• [DIRECTIONS FOR THIS TASK]
Send back the records in full, character for character.

---

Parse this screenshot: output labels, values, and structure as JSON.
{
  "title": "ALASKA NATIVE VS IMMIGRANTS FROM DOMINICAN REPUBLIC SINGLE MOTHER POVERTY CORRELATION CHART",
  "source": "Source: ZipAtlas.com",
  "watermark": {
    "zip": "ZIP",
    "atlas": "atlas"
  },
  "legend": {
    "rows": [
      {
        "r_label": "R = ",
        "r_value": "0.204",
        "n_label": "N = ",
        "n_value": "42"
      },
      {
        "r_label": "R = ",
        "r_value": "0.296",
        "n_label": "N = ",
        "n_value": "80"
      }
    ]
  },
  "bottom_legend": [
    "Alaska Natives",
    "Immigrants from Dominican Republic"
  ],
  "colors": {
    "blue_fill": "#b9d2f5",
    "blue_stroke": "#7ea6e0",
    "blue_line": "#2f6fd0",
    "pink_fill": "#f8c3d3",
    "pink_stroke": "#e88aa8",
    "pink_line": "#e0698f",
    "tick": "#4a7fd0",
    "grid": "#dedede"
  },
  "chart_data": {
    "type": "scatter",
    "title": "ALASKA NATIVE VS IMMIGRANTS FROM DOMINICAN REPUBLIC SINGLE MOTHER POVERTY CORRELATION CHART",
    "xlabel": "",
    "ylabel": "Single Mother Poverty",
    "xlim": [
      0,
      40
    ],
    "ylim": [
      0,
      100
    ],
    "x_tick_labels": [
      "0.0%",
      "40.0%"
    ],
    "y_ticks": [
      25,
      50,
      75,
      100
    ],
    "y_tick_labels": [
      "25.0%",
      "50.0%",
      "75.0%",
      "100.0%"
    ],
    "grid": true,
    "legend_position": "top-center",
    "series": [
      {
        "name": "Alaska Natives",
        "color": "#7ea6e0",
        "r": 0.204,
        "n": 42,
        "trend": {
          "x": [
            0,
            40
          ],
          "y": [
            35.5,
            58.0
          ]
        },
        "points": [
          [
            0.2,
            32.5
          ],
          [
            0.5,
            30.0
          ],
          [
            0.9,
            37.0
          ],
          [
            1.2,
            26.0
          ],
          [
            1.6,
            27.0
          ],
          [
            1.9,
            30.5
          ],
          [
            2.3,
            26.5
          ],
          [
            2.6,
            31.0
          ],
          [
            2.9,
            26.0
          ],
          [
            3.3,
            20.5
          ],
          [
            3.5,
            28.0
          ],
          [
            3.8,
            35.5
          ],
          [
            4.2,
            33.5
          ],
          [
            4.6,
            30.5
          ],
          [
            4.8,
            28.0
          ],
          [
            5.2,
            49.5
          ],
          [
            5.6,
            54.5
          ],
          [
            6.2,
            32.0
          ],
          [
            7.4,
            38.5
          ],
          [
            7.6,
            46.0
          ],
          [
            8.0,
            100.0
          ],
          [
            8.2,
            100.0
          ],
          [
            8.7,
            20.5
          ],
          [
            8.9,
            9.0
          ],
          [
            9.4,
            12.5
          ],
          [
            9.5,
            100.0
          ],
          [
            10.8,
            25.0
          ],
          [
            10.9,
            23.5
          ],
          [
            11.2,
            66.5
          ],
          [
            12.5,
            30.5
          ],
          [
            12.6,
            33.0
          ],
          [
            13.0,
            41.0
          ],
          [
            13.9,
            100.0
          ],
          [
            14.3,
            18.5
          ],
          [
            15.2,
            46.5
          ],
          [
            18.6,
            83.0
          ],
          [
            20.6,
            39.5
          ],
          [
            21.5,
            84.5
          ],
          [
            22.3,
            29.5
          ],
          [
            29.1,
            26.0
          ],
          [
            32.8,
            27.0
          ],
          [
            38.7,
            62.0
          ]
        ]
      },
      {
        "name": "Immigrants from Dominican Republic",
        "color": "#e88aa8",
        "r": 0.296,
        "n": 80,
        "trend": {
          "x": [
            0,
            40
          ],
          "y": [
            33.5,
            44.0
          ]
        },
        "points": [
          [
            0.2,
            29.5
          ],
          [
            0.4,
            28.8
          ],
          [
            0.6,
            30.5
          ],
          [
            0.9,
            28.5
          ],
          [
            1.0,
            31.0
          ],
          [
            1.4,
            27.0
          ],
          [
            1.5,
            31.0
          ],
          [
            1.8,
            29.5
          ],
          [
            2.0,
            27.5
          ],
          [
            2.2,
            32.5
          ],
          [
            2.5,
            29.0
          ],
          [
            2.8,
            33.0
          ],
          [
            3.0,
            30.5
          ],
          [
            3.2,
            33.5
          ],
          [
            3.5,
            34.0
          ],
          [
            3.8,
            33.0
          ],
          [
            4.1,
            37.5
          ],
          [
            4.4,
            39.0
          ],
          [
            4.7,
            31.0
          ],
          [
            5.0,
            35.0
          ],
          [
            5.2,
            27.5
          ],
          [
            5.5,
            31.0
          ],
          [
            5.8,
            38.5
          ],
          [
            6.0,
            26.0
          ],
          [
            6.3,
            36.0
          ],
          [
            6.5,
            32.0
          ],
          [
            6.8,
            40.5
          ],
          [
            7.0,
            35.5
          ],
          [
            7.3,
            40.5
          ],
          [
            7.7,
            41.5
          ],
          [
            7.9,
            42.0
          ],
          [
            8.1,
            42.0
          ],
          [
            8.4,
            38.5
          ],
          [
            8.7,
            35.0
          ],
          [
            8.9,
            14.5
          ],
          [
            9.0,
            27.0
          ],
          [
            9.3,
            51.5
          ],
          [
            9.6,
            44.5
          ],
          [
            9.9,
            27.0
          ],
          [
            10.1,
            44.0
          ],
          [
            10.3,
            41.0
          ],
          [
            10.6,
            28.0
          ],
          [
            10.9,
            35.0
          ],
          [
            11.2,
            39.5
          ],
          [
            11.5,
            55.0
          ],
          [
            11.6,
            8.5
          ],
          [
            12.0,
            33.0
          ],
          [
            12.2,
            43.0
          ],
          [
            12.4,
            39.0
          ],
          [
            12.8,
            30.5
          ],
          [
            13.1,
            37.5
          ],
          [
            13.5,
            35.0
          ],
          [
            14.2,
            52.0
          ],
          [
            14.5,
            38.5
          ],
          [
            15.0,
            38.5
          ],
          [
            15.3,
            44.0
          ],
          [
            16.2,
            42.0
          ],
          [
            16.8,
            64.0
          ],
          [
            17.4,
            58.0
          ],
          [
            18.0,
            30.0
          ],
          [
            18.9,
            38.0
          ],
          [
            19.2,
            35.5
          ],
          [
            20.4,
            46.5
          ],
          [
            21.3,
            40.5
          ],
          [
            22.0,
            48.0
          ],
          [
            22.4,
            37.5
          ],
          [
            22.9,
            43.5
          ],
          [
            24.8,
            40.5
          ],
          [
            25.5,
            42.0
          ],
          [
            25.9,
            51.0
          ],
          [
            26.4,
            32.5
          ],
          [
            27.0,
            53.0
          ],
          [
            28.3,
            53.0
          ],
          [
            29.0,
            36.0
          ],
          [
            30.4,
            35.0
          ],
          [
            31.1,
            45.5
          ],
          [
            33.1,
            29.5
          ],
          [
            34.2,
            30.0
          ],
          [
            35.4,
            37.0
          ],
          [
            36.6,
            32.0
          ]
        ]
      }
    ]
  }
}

---

• [TASK RESULT]
Parse this screenshot: output labels, values, and structure as JSON.
{
  "title": "ALASKA NATIVE VS IMMIGRANTS FROM DOMINICAN REPUBLIC SINGLE MOTHER POVERTY CORRELATION CHART",
  "source": "Source: ZipAtlas.com",
  "watermark": {
    "zip": "ZIP",
    "atlas": "atlas"
  },
  "legend": {
    "rows": [
      {
        "r_label": "R = ",
        "r_value": "0.204",
        "n_label": "N = ",
        "n_value": "42"
      },
      {
        "r_label": "R = ",
        "r_value": "0.296",
        "n_label": "N = ",
        "n_value": "80"
      }
    ]
  },
  "bottom_legend": [
    "Alaska Natives",
    "Immigrants from Dominican Republic"
  ],
  "colors": {
    "blue_fill": "#b9d2f5",
    "blue_stroke": "#7ea6e0",
    "blue_line": "#2f6fd0",
    "pink_fill": "#f8c3d3",
    "pink_stroke": "#e88aa8",
    "pink_line": "#e0698f",
    "tick": "#4a7fd0",
    "grid": "#dedede"
  },
  "chart_data": {
    "type": "scatter",
    "title": "ALASKA NATIVE VS IMMIGRANTS FROM DOMINICAN REPUBLIC SINGLE MOTHER POVERTY CORRELATION CHART",
    "xlabel": "",
    "ylabel": "Single Mother Poverty",
    "xlim": [
      0,
      40
    ],
    "ylim": [
      0,
      100
    ],
    "x_tick_labels": [
      "0.0%",
      "40.0%"
    ],
    "y_ticks": [
      25,
      50,
      75,
      100
    ],
    "y_tick_labels": [
      "25.0%",
      "50.0%",
      "75.0%",
      "100.0%"
    ],
    "grid": true,
    "legend_position": "top-center",
    "series": [
      {
        "name": "Alaska Natives",
        "color": "#7ea6e0",
        "r": 0.204,
        "n": 42,
        "trend": {
          "x": [
            0,
            40
          ],
          "y": [
            35.5,
            58.0
          ]
        },
        "points": [
          [
            0.2,
            32.5
          ],
          [
            0.5,
            30.0
          ],
          [
            0.9,
            37.0
          ],
          [
            1.2,
            26.0
          ],
          [
            1.6,
            27.0
          ],
          [
            1.9,
            30.5
          ],
          [
            2.3,
            26.5
          ],
          [
            2.6,
            31.0
          ],
          [
            2.9,
            26.0
          ],
          [
            3.3,
            20.5
          ],
          [
            3.5,
            28.0
          ],
          [
            3.8,
            35.5
          ],
          [
            4.2,
            33.5
          ],
          [
            4.6,
            30.5
          ],
          [
            4.8,
            28.0
          ],
          [
            5.2,
            49.5
          ],
          [
            5.6,
            54.5
          ],
          [
            6.2,
            32.0
          ],
          [
            7.4,
            38.5
          ],
          [
            7.6,
            46.0
          ],
          [
            8.0,
            100.0
          ],
          [
            8.2,
            100.0
          ],
          [
            8.7,
            20.5
          ],
          [
            8.9,
            9.0
          ],
          [
            9.4,
            12.5
          ],
          [
            9.5,
            100.0
          ],
          [
            10.8,
            25.0
          ],
          [
            10.9,
            23.5
          ],
          [
            11.2,
            66.5
          ],
          [
            12.5,
            30.5
          ],
          [
            12.6,
            33.0
          ],
          [
            13.0,
            41.0
          ],
          [
            13.9,
            100.0
          ],
          [
            14.3,
            18.5
          ],
          [
            15.2,
            46.5
          ],
          [
            18.6,
            83.0
          ],
          [
            20.6,
            39.5
          ],
          [
            21.5,
            84.5
          ],
          [
            22.3,
            29.5
          ],
          [
            29.1,
            26.0
          ],
          [
            32.8,
            27.0
          ],
          [
            38.7,
            62.0
          ]
        ]
      },
      {
        "name": "Immigrants from Dominican Republic",
        "color": "#e88aa8",
        "r": 0.296,
        "n": 80,
        "trend": {
          "x": [
            0,
            40
          ],
          "y": [
            33.5,
            44.0
          ]
        },
        "points": [
          [
            0.2,
            29.5
          ],
          [
            0.4,
            28.8
          ],
          [
            0.6,
            30.5
          ],
          [
            0.9,
            28.5
          ],
          [
            1.0,
            31.0
          ],
          [
            1.4,
            27.0
          ],
          [
            1.5,
            31.0
          ],
          [
            1.8,
            29.5
          ],
          [
            2.0,
            27.5
          ],
          [
            2.2,
            32.5
          ],
          [
            2.5,
            29.0
          ],
          [
            2.8,
            33.0
          ],
          [
            3.0,
            30.5
          ],
          [
            3.2,
            33.5
          ],
          [
            3.5,
            34.0
          ],
          [
            3.8,
            33.0
          ],
          [
            4.1,
            37.5
          ],
          [
            4.4,
            39.0
          ],
          [
            4.7,
            31.0
          ],
          [
            5.0,
            35.0
          ],
          [
            5.2,
            27.5
          ],
          [
            5.5,
            31.0
          ],
          [
            5.8,
            38.5
          ],
          [
            6.0,
            26.0
          ],
          [
            6.3,
            36.0
          ],
          [
            6.5,
            32.0
          ],
          [
            6.8,
            40.5
          ],
          [
            7.0,
            35.5
          ],
          [
            7.3,
            40.5
          ],
          [
            7.7,
            41.5
          ],
          [
            7.9,
            42.0
          ],
          [
            8.1,
            42.0
          ],
          [
            8.4,
            38.5
          ],
          [
            8.7,
            35.0
          ],
          [
            8.9,
            14.5
          ],
          [
            9.0,
            27.0
          ],
          [
            9.3,
            51.5
          ],
          [
            9.6,
            44.5
          ],
          [
            9.9,
            27.0
          ],
          [
            10.1,
            44.0
          ],
          [
            10.3,
            41.0
          ],
          [
            10.6,
            28.0
          ],
          [
            10.9,
            35.0
          ],
          [
            11.2,
            39.5
          ],
          [
            11.5,
            55.0
          ],
          [
            11.6,
            8.5
          ],
          [
            12.0,
            33.0
          ],
          [
            12.2,
            43.0
          ],
          [
            12.4,
            39.0
          ],
          [
            12.8,
            30.5
          ],
          [
            13.1,
            37.5
          ],
          [
            13.5,
            35.0
          ],
          [
            14.2,
            52.0
          ],
          [
            14.5,
            38.5
          ],
          [
            15.0,
            38.5
          ],
          [
            15.3,
            44.0
          ],
          [
            16.2,
            42.0
          ],
          [
            16.8,
            64.0
          ],
          [
            17.4,
            58.0
          ],
          [
            18.0,
            30.0
          ],
          [
            18.9,
            38.0
          ],
          [
            19.2,
            35.5
          ],
          [
            20.4,
            46.5
          ],
          [
            21.3,
            40.5
          ],
          [
            22.0,
            48.0
          ],
          [
            22.4,
            37.5
          ],
          [
            22.9,
            43.5
          ],
          [
            24.8,
            40.5
          ],
          [
            25.5,
            42.0
          ],
          [
            25.9,
            51.0
          ],
          [
            26.4,
            32.5
          ],
          [
            27.0,
            53.0
          ],
          [
            28.3,
            53.0
          ],
          [
            29.0,
            36.0
          ],
          [
            30.4,
            35.0
          ],
          [
            31.1,
            45.5
          ],
          [
            33.1,
            29.5
          ],
          [
            34.2,
            30.0
          ],
          [
            35.4,
            37.0
          ],
          [
            36.6,
            32.0
          ]
        ]
      }
    ]
  }
}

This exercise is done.